Excerpt from a dataset:
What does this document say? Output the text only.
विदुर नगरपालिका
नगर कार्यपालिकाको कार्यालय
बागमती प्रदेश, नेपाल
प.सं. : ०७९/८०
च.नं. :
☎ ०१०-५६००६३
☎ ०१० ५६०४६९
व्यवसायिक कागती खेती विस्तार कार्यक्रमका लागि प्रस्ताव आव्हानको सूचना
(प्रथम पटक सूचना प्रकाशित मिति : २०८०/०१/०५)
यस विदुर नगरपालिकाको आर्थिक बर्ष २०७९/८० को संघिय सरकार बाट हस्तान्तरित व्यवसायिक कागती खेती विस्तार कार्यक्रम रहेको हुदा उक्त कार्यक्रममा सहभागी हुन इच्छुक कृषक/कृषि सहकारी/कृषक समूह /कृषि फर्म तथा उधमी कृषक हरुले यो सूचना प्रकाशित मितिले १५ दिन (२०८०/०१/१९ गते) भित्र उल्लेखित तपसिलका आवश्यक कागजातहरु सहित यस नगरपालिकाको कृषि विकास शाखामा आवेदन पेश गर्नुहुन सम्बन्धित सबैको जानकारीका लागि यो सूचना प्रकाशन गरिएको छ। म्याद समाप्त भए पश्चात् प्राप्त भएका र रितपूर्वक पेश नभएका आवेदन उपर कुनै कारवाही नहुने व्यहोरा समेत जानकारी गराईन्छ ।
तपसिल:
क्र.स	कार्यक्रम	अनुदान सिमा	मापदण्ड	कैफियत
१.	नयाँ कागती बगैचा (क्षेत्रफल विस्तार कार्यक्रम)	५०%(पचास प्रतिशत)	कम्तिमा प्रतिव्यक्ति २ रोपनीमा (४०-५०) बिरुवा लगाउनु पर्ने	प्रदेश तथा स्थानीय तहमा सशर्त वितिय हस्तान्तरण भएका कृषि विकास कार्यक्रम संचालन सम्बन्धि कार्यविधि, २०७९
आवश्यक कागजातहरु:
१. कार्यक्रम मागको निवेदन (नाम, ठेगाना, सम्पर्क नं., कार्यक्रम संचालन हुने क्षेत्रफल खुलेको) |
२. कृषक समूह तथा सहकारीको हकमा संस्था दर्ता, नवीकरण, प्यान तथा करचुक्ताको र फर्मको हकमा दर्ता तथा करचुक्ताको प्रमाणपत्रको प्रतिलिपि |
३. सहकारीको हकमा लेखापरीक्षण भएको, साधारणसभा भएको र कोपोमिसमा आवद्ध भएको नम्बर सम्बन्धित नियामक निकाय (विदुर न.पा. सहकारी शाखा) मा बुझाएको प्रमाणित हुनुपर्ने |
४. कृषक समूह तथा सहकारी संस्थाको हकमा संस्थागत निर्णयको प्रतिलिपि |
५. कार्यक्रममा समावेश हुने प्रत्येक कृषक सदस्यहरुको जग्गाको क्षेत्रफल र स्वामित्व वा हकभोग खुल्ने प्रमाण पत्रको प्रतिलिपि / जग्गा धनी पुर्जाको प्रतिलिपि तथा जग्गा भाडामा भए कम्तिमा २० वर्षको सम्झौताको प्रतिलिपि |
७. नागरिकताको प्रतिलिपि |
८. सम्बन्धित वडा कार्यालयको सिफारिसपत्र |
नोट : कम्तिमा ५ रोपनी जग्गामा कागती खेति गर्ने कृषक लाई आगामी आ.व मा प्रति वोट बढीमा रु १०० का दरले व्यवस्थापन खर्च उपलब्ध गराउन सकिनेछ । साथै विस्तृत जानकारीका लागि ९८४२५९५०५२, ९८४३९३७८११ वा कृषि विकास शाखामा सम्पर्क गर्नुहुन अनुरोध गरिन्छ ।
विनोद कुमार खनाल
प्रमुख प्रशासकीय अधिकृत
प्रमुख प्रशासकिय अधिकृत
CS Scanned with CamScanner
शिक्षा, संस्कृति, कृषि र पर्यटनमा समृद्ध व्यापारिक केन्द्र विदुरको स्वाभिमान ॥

> Written instruction:
Transcribe each entry precisely, missing none.

> Correct output:
What does this document say? Output the text only.
विदुर नगरपालिका
नगर कार्यपालिकाको कार्यालय
बागमती प्रदेश, नेपाल
प.सं. : ०७९/८०
च.नं. :
☎ ०१०-५६००६३
☎ ०१० ५६०४६९
व्यवसायिक कागती खेती विस्तार कार्यक्रमका लागि प्रस्ताव आव्हानको सूचना
(प्रथम पटक सूचना प्रकाशित मिति : २०८०/०१/०५)
यस विदुर नगरपालिकाको आर्थिक बर्ष २०७९/८० को संघिय सरकार बाट हस्तान्तरित व्यवसायिक कागती खेती विस्तार कार्यक्रम रहेको हुदा उक्त कार्यक्रममा सहभागी हुन इच्छुक कृषक/कृषि सहकारी/कृषक समूह /कृषि फर्म तथा उधमी कृषक हरुले यो सूचना प्रकाशित मितिले १५ दिन (२०८०/०१/१९ गते) भित्र उल्लेखित तपसिलका आवश्यक कागजातहरु सहित यस नगरपालिकाको कृषि विकास शाखामा आवेदन पेश गर्नुहुन सम्बन्धित सबैको जानकारीका लागि यो सूचना प्रकाशन गरिएको छ। म्याद समाप्त भए पश्चात् प्राप्त भएका र रितपूर्वक पेश नभएका आवेदन उपर कुनै कारवाही नहुने व्यहोरा समेत जानकारी गराईन्छ ।
तपसिल:
क्र.स	कार्यक्रम	अनुदान सिमा	मापदण्ड	कैफियत
१.	नयाँ कागती बगैचा (क्षेत्रफल विस्तार कार्यक्रम)	५०%(पचास प्रतिशत)	कम्तिमा प्रतिव्यक्ति २ रोपनीमा (४०-५०) बिरुवा लगाउनु पर्ने	प्रदेश तथा स्थानीय तहमा सशर्त वितिय हस्तान्तरण भएका कृषि विकास कार्यक्रम संचालन सम्बन्धि कार्यविधि, २०७९
आवश्यक कागजातहरु:
१. कार्यक्रम मागको निवेदन (नाम, ठेगाना, सम्पर्क नं., कार्यक्रम संचालन हुने क्षेत्रफल खुलेको) |
२. कृषक समूह तथा सहकारीको हकमा संस्था दर्ता, नवीकरण, प्यान तथा करचुक्ताको र फर्मको हकमा दर्ता तथा करचुक्ताको प्रमाणपत्रको प्रतिलिपि |
३. सहकारीको हकमा लेखापरीक्षण भएको, साधारणसभा भएको र कोपोमिसमा आवद्ध भएको नम्बर सम्बन्धित नियामक निकाय (विदुर न.पा. सहकारी शाखा) मा बुझाएको प्रमाणित हुनुपर्ने |
४. कृषक समूह तथा सहकारी संस्थाको हकमा संस्थागत निर्णयको प्रतिलिपि |
५. कार्यक्रममा समावेश हुने प्रत्येक कृषक सदस्यहरुको जग्गाको क्षेत्रफल र स्वामित्व वा हकभोग खुल्ने प्रमाण पत्रको प्रतिलिपि / जग्गा धनी पुर्जाको प्रतिलिपि तथा जग्गा भाडामा भए कम्तिमा २० वर्षको सम्झौताको प्रतिलिपि |
७. नागरिकताको प्रतिलिपि |
८. सम्बन्धित वडा कार्यालयको सिफारिसपत्र |
नोट : कम्तिमा ५ रोपनी जग्गामा कागती खेति गर्ने कृषक लाई आगामी आ.व मा प्रति वोट बढीमा रु १०० का दरले व्यवस्थापन खर्च उपलब्ध गराउन सकिनेछ । साथै विस्तृत जानकारीका लागि ९८४२५९५०५२, ९८४३९३७८११ वा कृषि विकास शाखामा सम्पर्क गर्नुहुन अनुरोध गरिन्छ ।
विनोद कुमार खनाल
प्रमुख प्रशासकीय अधिकृत
प्रमुख प्रशासकिय अधिकृत
CS Scanned with CamScanner
शिक्षा, संस्कृति, कृषि र पर्यटनमा समृद्ध व्यापारिक केन्द्र विदुरको स्वाभिमान ॥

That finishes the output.